TASK DATA:

◆ ◆ ◆ ◆ ◆

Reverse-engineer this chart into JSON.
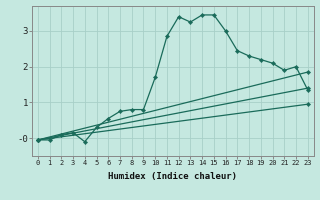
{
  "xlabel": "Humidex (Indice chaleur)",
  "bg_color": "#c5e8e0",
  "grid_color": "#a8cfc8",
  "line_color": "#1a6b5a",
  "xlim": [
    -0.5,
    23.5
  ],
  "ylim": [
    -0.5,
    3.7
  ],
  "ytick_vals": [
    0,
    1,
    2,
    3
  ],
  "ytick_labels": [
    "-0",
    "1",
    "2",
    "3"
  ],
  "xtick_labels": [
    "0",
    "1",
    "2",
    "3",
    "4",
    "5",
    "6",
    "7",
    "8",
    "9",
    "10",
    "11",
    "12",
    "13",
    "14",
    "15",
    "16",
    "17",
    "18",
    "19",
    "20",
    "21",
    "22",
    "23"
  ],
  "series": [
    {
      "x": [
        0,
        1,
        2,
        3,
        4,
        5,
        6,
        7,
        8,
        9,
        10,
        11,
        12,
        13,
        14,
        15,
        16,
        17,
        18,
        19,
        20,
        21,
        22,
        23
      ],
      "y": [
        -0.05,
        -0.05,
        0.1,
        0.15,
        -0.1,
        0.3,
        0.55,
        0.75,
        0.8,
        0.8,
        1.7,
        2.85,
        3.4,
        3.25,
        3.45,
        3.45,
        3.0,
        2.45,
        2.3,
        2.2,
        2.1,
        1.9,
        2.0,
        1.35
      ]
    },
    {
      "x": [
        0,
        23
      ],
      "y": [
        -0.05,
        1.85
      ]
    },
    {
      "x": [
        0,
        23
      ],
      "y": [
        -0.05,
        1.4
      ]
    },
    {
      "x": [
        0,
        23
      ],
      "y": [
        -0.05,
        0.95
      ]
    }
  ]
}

◆ ◆ ◆ ◆ ◆

INSTRUCTION: Transcribe every record above exactly as written, leaving out any pictures.

FULL ANSWER:
Reverse-engineer this chart into JSON.
{
  "xlabel": "Humidex (Indice chaleur)",
  "bg_color": "#c5e8e0",
  "grid_color": "#a8cfc8",
  "line_color": "#1a6b5a",
  "xlim": [
    -0.5,
    23.5
  ],
  "ylim": [
    -0.5,
    3.7
  ],
  "ytick_vals": [
    0,
    1,
    2,
    3
  ],
  "ytick_labels": [
    "-0",
    "1",
    "2",
    "3"
  ],
  "xtick_labels": [
    "0",
    "1",
    "2",
    "3",
    "4",
    "5",
    "6",
    "7",
    "8",
    "9",
    "10",
    "11",
    "12",
    "13",
    "14",
    "15",
    "16",
    "17",
    "18",
    "19",
    "20",
    "21",
    "22",
    "23"
  ],
  "series": [
    {
      "x": [
        0,
        1,
        2,
        3,
        4,
        5,
        6,
        7,
        8,
        9,
        10,
        11,
        12,
        13,
        14,
        15,
        16,
        17,
        18,
        19,
        20,
        21,
        22,
        23
      ],
      "y": [
        -0.05,
        -0.05,
        0.1,
        0.15,
        -0.1,
        0.3,
        0.55,
        0.75,
        0.8,
        0.8,
        1.7,
        2.85,
        3.4,
        3.25,
        3.45,
        3.45,
        3.0,
        2.45,
        2.3,
        2.2,
        2.1,
        1.9,
        2.0,
        1.35
      ]
    },
    {
      "x": [
        0,
        23
      ],
      "y": [
        -0.05,
        1.85
      ]
    },
    {
      "x": [
        0,
        23
      ],
      "y": [
        -0.05,
        1.4
      ]
    },
    {
      "x": [
        0,
        23
      ],
      "y": [
        -0.05,
        0.95
      ]
    }
  ]
}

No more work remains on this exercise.